● Records for the exercise

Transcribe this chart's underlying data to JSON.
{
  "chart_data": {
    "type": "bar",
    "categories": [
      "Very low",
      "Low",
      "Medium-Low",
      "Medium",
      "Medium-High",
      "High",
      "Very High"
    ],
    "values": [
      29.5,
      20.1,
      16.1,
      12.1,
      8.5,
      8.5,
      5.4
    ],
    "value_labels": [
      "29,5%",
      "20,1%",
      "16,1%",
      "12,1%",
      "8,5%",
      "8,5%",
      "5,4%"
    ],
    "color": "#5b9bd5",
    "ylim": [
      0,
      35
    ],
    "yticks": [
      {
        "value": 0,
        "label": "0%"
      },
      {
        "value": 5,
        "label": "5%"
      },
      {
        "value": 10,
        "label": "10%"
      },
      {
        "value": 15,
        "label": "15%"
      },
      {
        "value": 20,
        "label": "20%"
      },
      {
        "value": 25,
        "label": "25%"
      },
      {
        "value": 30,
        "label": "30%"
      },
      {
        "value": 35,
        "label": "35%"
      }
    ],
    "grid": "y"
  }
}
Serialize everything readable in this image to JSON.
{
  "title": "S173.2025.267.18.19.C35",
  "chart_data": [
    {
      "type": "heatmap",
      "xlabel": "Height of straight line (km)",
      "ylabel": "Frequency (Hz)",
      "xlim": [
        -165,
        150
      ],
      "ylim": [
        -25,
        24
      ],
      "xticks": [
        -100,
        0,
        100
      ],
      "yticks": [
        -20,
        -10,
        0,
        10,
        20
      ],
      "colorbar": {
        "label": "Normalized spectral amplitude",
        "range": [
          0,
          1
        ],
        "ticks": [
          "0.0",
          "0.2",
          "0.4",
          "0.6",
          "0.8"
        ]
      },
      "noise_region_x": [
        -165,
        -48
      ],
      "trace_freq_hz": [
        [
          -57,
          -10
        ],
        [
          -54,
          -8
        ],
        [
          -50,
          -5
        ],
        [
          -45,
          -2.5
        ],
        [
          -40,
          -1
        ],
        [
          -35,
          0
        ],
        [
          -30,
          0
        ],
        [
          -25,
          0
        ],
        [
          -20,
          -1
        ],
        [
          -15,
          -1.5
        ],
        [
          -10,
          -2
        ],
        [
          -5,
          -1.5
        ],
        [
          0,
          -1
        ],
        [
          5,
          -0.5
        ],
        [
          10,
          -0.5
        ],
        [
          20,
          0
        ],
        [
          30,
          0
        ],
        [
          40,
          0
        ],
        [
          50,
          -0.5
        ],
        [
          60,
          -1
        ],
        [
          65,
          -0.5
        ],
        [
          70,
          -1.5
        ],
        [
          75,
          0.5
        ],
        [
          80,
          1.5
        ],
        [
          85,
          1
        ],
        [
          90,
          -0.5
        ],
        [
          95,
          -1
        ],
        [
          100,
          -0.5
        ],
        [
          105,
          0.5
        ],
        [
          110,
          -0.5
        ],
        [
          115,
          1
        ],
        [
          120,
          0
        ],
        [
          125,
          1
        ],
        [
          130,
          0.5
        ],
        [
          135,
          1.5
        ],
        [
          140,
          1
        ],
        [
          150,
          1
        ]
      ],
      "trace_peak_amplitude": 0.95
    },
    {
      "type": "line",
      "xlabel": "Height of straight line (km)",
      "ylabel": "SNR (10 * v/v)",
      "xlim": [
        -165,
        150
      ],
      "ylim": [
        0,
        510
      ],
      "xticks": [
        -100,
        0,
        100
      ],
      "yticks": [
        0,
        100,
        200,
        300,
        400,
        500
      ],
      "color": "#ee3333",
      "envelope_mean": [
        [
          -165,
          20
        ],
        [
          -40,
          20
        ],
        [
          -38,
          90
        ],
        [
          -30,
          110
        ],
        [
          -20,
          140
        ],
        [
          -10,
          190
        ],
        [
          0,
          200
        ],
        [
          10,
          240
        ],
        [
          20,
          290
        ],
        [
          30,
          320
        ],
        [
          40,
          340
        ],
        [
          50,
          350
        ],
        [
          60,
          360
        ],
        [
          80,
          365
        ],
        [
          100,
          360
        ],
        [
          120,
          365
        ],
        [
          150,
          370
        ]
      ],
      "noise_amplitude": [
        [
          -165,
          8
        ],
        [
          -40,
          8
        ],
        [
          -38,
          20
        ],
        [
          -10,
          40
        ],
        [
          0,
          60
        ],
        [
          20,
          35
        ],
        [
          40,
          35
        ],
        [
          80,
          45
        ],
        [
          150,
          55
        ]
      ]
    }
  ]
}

● Job
Return what is listed above, exactly and completely.

● Task result
Transcribe this chart's underlying data to JSON.
{
  "chart_data": {
    "type": "bar",
    "categories": [
      "Very low",
      "Low",
      "Medium-Low",
      "Medium",
      "Medium-High",
      "High",
      "Very High"
    ],
    "values": [
      29.5,
      20.1,
      16.1,
      12.1,
      8.5,
      8.5,
      5.4
    ],
    "value_labels": [
      "29,5%",
      "20,1%",
      "16,1%",
      "12,1%",
      "8,5%",
      "8,5%",
      "5,4%"
    ],
    "color": "#5b9bd5",
    "ylim": [
      0,
      35
    ],
    "yticks": [
      {
        "value": 0,
        "label": "0%"
      },
      {
        "value": 5,
        "label": "5%"
      },
      {
        "value": 10,
        "label": "10%"
      },
      {
        "value": 15,
        "label": "15%"
      },
      {
        "value": 20,
        "label": "20%"
      },
      {
        "value": 25,
        "label": "25%"
      },
      {
        "value": 30,
        "label": "30%"
      },
      {
        "value": 35,
        "label": "35%"
      }
    ],
    "grid": "y"
  }
}
Serialize everything readable in this image to JSON.
{
  "title": "S173.2025.267.18.19.C35",
  "chart_data": [
    {
      "type": "heatmap",
      "xlabel": "Height of straight line (km)",
      "ylabel": "Frequency (Hz)",
      "xlim": [
        -165,
        150
      ],
      "ylim": [
        -25,
        24
      ],
      "xticks": [
        -100,
        0,
        100
      ],
      "yticks": [
        -20,
        -10,
        0,
        10,
        20
      ],
      "colorbar": {
        "label": "Normalized spectral amplitude",
        "range": [
          0,
          1
        ],
        "ticks": [
          "0.0",
          "0.2",
          "0.4",
          "0.6",
          "0.8"
        ]
      },
      "noise_region_x": [
        -165,
        -48
      ],
      "trace_freq_hz": [
        [
          -57,
          -10
        ],
        [
          -54,
          -8
        ],
        [
          -50,
          -5
        ],
        [
          -45,
          -2.5
        ],
        [
          -40,
          -1
        ],
        [
          -35,
          0
        ],
        [
          -30,
          0
        ],
        [
          -25,
          0
        ],
        [
          -20,
          -1
        ],
        [
          -15,
          -1.5
        ],
        [
          -10,
          -2
        ],
        [
          -5,
          -1.5
        ],
        [
          0,
          -1
        ],
        [
          5,
          -0.5
        ],
        [
          10,
          -0.5
        ],
        [
          20,
          0
        ],
        [
          30,
          0
        ],
        [
          40,
          0
        ],
        [
          50,
          -0.5
        ],
        [
          60,
          -1
        ],
        [
          65,
          -0.5
        ],
        [
          70,
          -1.5
        ],
        [
          75,
          0.5
        ],
        [
          80,
          1.5
        ],
        [
          85,
          1
        ],
        [
          90,
          -0.5
        ],
        [
          95,
          -1
        ],
        [
          100,
          -0.5
        ],
        [
          105,
          0.5
        ],
        [
          110,
          -0.5
        ],
        [
          115,
          1
        ],
        [
          120,
          0
        ],
        [
          125,
          1
        ],
        [
          130,
          0.5
        ],
        [
          135,
          1.5
        ],
        [
          140,
          1
        ],
        [
          150,
          1
        ]
      ],
      "trace_peak_amplitude": 0.95
    },
    {
      "type": "line",
      "xlabel": "Height of straight line (km)",
      "ylabel": "SNR (10 * v/v)",
      "xlim": [
        -165,
        150
      ],
      "ylim": [
        0,
        510
      ],
      "xticks": [
        -100,
        0,
        100
      ],
      "yticks": [
        0,
        100,
        200,
        300,
        400,
        500
      ],
      "color": "#ee3333",
      "envelope_mean": [
        [
          -165,
          20
        ],
        [
          -40,
          20
        ],
        [
          -38,
          90
        ],
        [
          -30,
          110
        ],
        [
          -20,
          140
        ],
        [
          -10,
          190
        ],
        [
          0,
          200
        ],
        [
          10,
          240
        ],
        [
          20,
          290
        ],
        [
          30,
          320
        ],
        [
          40,
          340
        ],
        [
          50,
          350
        ],
        [
          60,
          360
        ],
        [
          80,
          365
        ],
        [
          100,
          360
        ],
        [
          120,
          365
        ],
        [
          150,
          370
        ]
      ],
      "noise_amplitude": [
        [
          -165,
          8
        ],
        [
          -40,
          8
        ],
        [
          -38,
          20
        ],
        [
          -10,
          40
        ],
        [
          0,
          60
        ],
        [
          20,
          35
        ],
        [
          40,
          35
        ],
        [
          80,
          45
        ],
        [
          150,
          55
        ]
      ]
    }
  ]
}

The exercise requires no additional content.